### EXERCISE DESCRIPTION:
Copy each line in which the string "портландцемент" occurs.
__________
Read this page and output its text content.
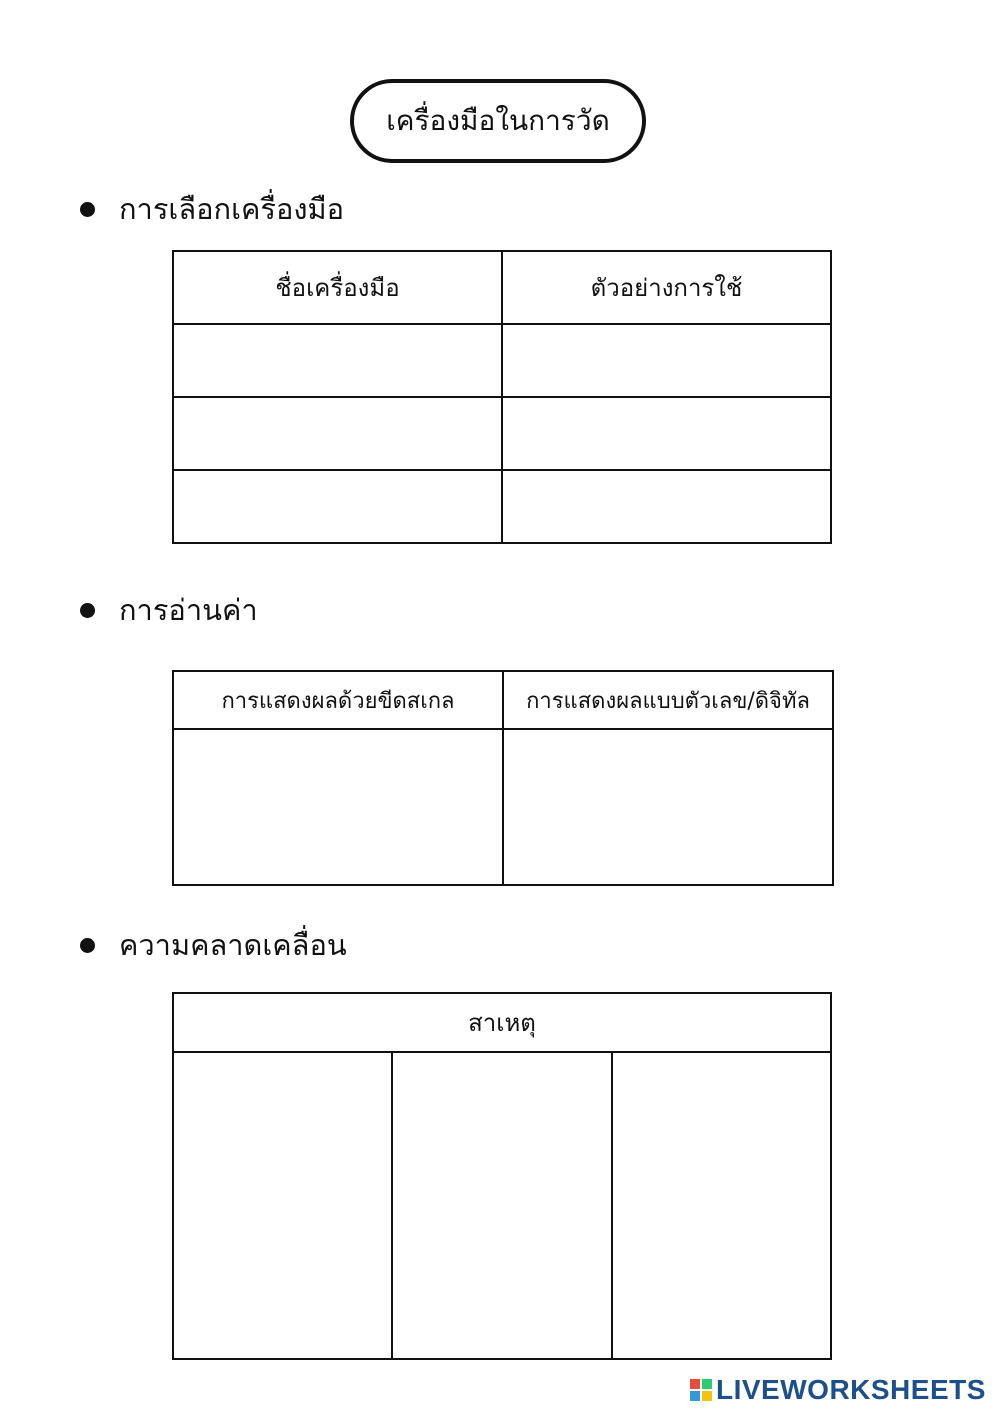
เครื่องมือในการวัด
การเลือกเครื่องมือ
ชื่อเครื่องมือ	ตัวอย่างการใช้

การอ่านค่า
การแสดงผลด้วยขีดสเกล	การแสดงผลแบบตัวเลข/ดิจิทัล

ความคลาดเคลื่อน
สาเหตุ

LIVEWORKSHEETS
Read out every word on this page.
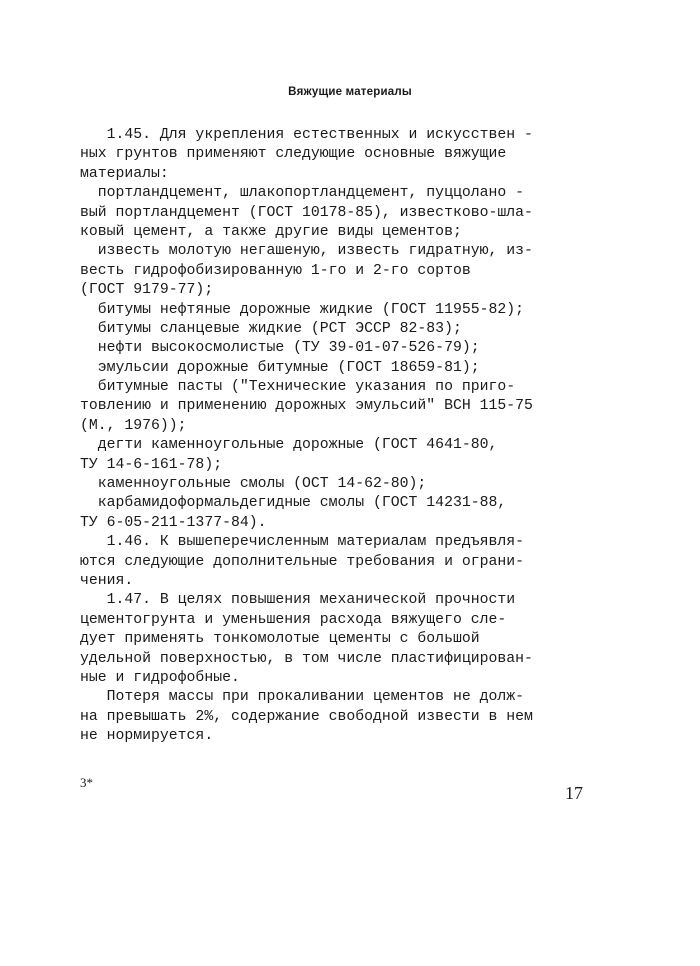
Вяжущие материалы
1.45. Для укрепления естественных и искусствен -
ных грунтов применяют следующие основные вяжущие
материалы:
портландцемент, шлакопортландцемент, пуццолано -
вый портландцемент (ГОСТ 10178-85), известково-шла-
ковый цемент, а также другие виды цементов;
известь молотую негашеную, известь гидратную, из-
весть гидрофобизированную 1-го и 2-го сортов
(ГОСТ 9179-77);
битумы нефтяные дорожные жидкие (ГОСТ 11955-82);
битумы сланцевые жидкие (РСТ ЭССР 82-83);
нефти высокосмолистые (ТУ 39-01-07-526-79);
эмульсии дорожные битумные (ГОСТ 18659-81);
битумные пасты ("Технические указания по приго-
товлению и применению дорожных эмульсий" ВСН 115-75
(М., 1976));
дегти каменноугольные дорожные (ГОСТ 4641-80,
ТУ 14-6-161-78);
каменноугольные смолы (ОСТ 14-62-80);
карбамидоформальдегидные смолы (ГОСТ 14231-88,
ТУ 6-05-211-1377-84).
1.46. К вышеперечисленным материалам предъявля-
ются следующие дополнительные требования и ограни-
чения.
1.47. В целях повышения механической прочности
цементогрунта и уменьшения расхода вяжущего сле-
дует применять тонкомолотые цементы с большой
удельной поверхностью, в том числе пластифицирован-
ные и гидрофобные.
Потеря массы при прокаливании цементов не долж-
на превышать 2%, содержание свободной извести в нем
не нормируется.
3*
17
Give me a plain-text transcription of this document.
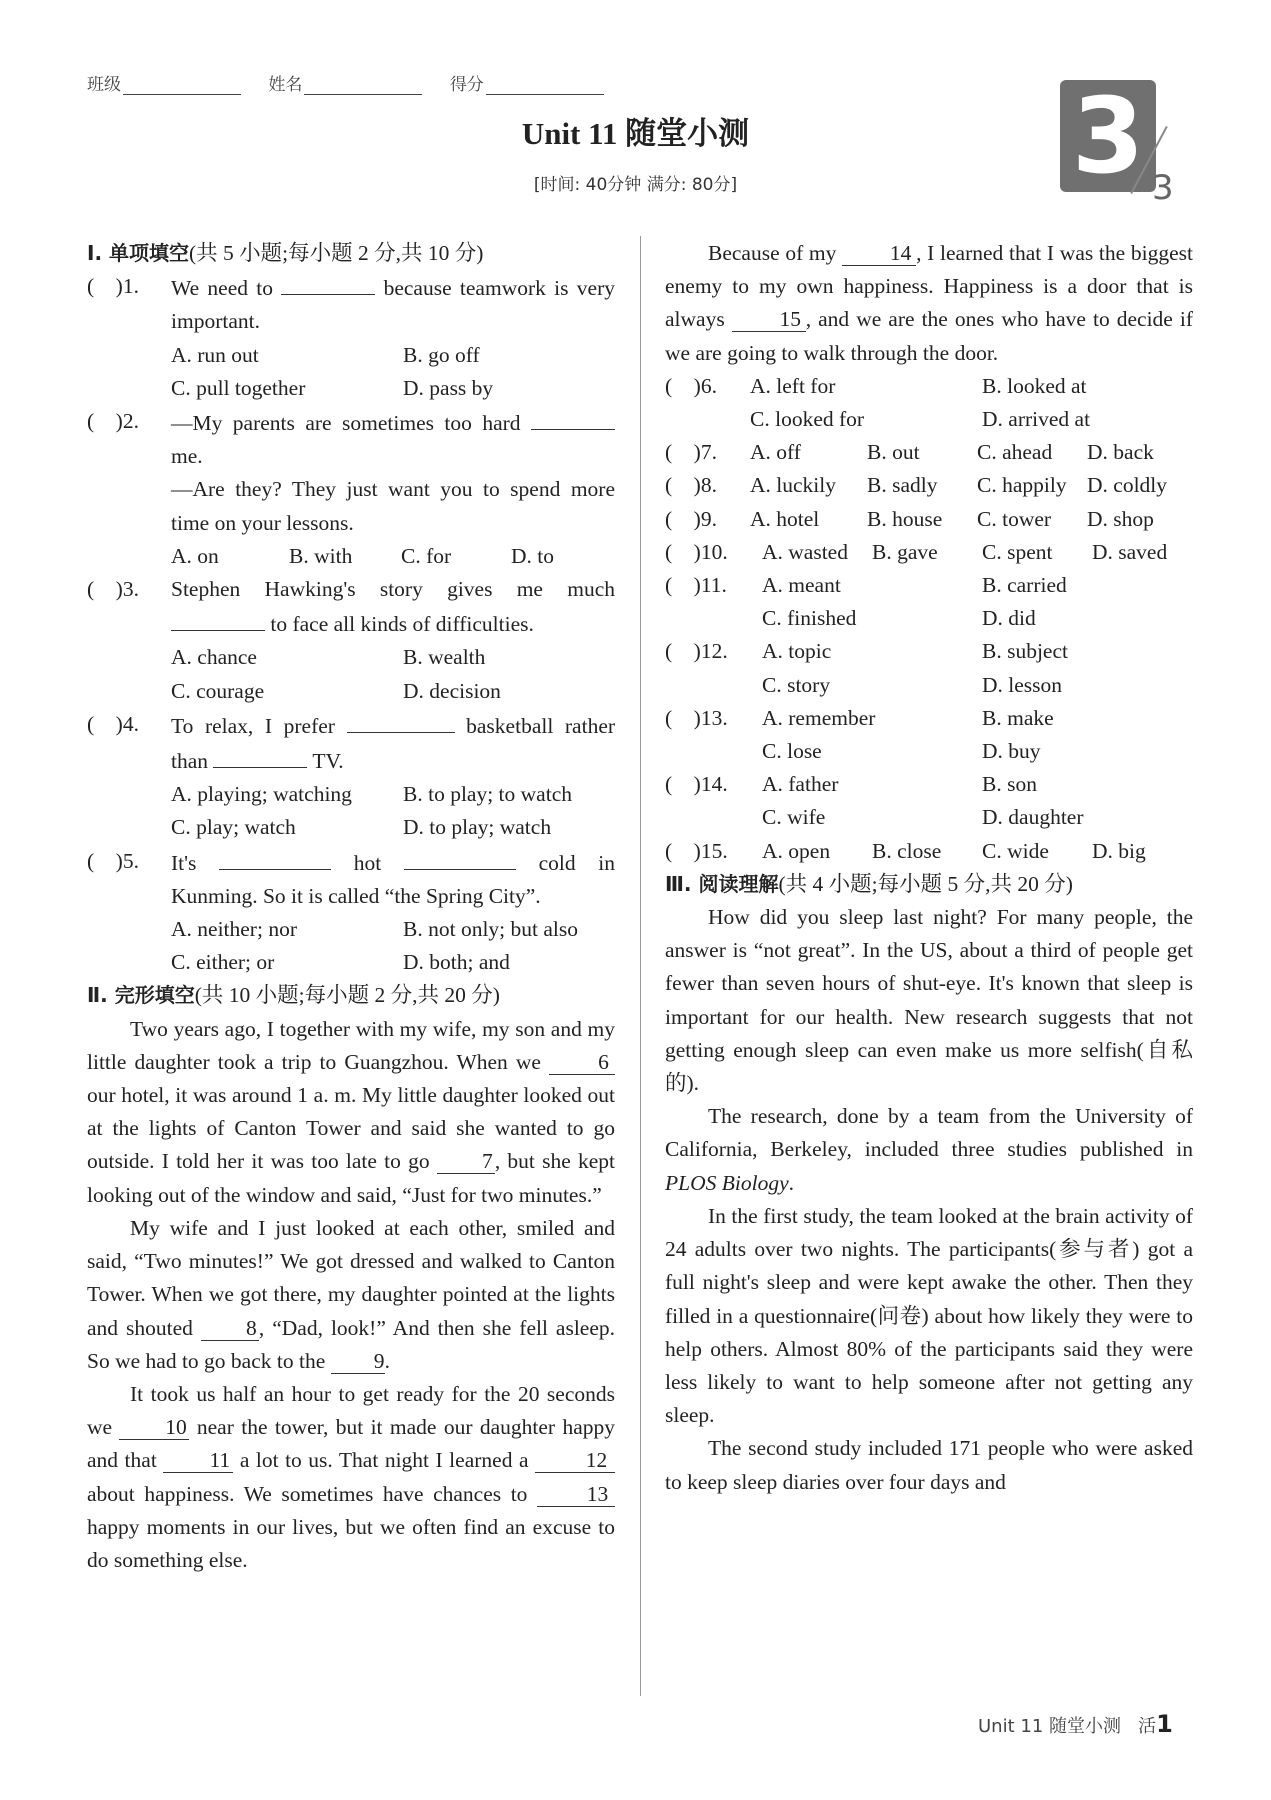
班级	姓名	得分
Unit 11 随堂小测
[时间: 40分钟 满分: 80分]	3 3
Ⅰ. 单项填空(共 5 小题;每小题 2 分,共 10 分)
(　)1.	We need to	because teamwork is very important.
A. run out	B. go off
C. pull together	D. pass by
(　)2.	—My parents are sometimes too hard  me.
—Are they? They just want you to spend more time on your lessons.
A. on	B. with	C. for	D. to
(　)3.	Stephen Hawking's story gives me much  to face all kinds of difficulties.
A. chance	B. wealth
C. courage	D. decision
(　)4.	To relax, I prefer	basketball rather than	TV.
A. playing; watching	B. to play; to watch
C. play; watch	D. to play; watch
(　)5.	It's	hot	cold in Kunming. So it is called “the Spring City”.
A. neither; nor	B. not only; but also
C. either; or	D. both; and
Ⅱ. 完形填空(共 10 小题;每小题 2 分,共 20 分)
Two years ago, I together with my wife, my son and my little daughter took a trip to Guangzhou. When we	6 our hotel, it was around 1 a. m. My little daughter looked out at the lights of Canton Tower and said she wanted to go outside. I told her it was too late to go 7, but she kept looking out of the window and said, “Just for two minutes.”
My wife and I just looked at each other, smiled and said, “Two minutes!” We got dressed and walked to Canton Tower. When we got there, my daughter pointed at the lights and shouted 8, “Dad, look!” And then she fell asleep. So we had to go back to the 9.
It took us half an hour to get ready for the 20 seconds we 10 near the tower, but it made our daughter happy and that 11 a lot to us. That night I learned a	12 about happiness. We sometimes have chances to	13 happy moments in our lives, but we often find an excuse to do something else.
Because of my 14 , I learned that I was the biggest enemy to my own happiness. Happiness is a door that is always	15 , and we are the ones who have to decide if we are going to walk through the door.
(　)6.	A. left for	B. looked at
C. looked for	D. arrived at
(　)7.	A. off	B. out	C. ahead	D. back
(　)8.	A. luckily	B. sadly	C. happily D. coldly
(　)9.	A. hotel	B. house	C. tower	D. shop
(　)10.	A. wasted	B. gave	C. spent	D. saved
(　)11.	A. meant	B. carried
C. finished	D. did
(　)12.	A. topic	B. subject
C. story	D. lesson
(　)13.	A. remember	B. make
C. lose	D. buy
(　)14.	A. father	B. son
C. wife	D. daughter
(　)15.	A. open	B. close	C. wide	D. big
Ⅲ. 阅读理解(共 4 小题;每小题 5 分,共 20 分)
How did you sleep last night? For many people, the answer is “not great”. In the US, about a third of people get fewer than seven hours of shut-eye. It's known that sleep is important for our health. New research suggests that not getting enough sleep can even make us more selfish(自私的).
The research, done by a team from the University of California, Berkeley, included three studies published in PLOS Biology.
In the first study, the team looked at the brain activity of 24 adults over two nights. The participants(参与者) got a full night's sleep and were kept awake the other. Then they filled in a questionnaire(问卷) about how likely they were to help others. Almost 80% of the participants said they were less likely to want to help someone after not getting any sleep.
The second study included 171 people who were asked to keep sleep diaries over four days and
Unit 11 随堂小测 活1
__________
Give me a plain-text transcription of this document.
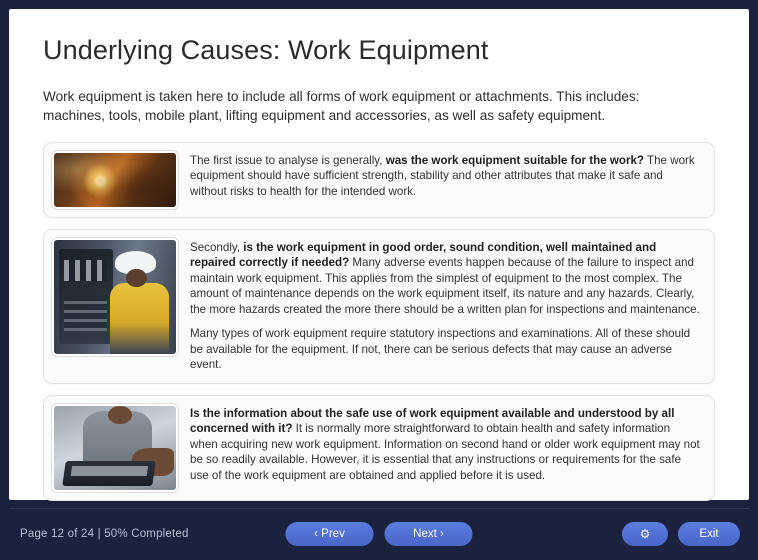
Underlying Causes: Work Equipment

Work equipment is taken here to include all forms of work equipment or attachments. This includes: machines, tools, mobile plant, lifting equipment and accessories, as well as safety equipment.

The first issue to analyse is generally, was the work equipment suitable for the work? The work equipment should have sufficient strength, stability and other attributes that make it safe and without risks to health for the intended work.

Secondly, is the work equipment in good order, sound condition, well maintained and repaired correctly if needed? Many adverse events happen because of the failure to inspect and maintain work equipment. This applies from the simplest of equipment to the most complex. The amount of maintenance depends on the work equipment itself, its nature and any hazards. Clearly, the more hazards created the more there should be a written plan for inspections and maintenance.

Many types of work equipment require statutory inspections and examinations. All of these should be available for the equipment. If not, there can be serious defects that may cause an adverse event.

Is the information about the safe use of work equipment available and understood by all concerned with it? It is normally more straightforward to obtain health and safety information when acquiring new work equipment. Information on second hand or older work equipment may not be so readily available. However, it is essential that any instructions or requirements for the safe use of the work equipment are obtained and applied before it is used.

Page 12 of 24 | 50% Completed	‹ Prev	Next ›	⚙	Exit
__________
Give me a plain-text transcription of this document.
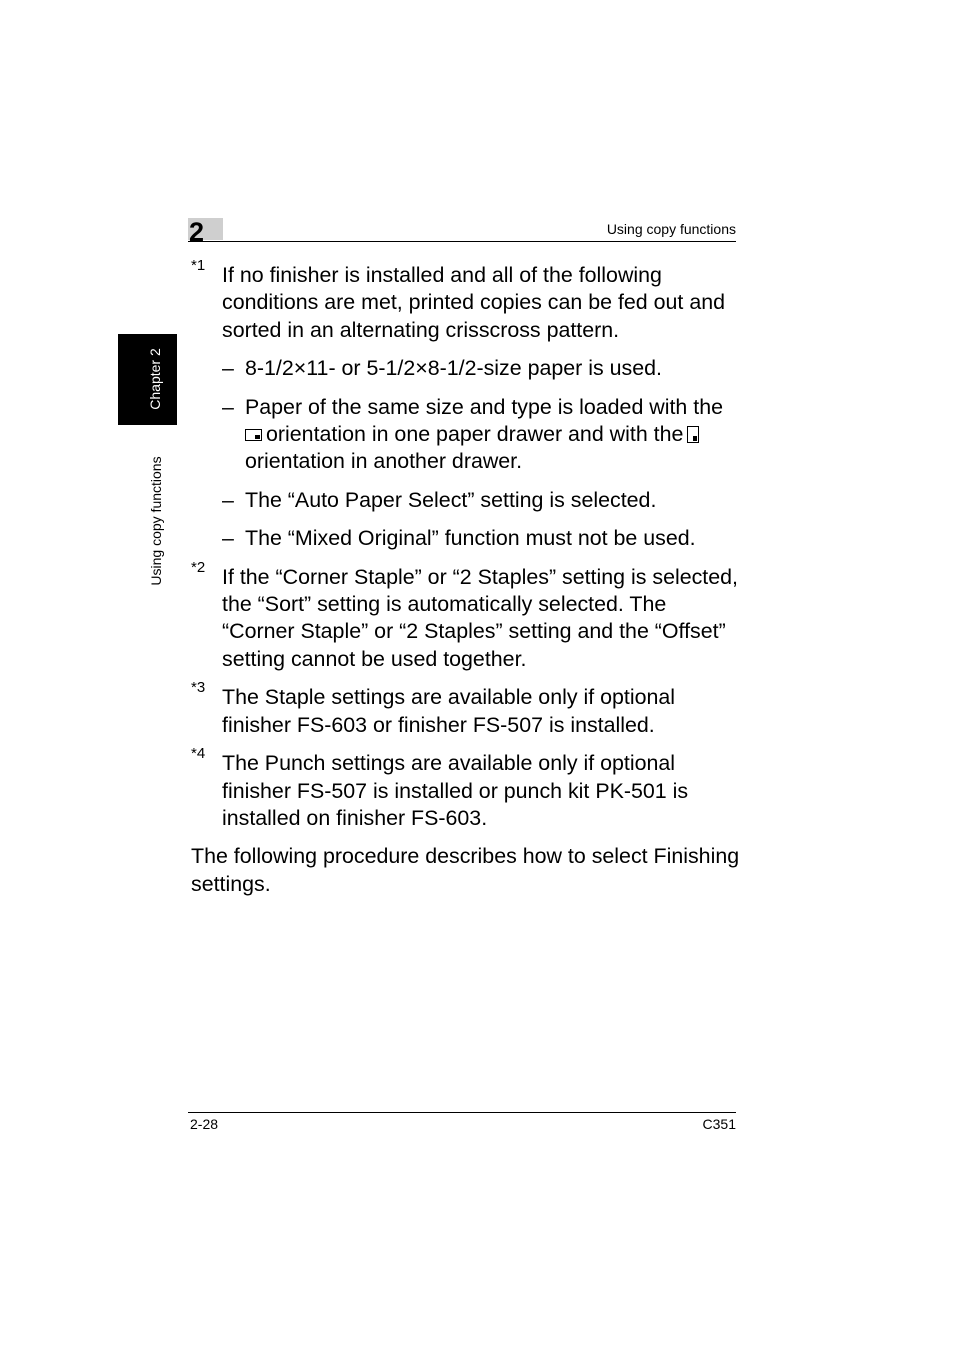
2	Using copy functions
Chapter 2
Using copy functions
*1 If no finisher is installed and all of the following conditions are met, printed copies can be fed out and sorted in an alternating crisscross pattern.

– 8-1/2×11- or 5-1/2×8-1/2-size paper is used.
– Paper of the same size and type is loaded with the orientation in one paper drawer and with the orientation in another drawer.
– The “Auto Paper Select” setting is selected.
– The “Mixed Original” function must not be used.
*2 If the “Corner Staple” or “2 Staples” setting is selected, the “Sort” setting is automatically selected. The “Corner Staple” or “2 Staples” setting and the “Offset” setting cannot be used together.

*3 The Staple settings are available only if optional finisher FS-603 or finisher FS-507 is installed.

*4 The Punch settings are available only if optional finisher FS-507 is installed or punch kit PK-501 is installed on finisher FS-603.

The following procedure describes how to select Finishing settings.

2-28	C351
__________
### RESPONSE BELOW:
портландцемент, шлакопортландцемент, пуццолано -
вый портландцемент (ГОСТ 10178-85), известково-шла-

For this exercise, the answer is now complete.